*The request*
Go through the entries below, tally each line with the string "constipation", and give the final number by itself.

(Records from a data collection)
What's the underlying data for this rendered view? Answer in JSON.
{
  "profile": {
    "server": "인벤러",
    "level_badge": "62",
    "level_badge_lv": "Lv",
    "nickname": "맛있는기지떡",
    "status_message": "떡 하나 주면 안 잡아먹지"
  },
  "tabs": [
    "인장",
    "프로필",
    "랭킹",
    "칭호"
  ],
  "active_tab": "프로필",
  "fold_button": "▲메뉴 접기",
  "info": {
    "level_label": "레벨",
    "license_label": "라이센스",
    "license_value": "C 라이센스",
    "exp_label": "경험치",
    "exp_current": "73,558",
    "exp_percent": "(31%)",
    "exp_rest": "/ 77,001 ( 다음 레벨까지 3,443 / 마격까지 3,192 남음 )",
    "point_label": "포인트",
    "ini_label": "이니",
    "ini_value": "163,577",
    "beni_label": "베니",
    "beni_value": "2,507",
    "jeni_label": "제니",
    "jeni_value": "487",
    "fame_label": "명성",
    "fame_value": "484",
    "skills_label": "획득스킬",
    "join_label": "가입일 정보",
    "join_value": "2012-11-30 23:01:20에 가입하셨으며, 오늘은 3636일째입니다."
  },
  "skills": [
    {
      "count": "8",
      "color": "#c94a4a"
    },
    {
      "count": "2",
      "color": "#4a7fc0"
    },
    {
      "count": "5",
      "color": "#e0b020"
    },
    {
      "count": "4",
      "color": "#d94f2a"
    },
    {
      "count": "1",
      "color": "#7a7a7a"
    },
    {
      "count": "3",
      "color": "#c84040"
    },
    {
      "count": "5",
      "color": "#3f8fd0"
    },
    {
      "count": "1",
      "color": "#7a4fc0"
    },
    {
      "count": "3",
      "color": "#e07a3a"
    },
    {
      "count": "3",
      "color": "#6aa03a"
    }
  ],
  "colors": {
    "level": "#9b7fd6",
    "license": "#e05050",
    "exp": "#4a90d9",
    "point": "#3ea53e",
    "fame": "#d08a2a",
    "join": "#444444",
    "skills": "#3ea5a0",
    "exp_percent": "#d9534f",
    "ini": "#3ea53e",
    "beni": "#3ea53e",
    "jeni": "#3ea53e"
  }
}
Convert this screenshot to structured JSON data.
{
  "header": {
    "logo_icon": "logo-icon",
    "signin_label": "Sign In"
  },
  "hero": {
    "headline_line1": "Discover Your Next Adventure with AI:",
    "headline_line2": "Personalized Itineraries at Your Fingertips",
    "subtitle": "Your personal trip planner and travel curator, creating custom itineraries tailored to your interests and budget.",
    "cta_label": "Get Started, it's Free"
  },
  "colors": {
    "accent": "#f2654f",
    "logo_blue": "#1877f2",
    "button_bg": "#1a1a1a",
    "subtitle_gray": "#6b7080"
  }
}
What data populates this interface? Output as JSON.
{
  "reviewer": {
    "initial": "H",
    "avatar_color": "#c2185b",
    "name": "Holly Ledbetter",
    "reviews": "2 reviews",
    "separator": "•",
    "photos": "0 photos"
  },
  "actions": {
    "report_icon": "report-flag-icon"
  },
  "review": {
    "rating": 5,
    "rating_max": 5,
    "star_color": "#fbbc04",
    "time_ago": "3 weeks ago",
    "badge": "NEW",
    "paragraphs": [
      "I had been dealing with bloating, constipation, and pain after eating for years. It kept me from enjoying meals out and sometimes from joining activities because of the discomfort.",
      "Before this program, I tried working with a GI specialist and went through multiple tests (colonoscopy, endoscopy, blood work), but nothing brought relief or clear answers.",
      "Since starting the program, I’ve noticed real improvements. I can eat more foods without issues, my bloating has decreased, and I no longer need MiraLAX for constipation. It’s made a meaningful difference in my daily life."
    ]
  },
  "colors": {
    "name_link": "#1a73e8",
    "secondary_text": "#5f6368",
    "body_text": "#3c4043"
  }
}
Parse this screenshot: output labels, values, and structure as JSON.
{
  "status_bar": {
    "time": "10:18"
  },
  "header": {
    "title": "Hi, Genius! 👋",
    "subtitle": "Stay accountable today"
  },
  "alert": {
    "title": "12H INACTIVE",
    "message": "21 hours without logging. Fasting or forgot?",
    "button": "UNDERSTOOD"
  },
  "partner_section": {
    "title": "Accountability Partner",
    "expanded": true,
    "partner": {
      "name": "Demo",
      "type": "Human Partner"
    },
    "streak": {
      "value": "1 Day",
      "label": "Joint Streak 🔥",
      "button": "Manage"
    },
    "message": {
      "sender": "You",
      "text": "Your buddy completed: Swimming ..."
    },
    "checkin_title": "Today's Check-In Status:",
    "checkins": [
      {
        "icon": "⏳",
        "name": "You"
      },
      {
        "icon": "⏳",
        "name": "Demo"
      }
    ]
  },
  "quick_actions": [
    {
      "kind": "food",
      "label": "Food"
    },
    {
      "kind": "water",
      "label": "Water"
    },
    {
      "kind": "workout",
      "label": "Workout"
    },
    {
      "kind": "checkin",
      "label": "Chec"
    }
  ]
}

*Final answer*
2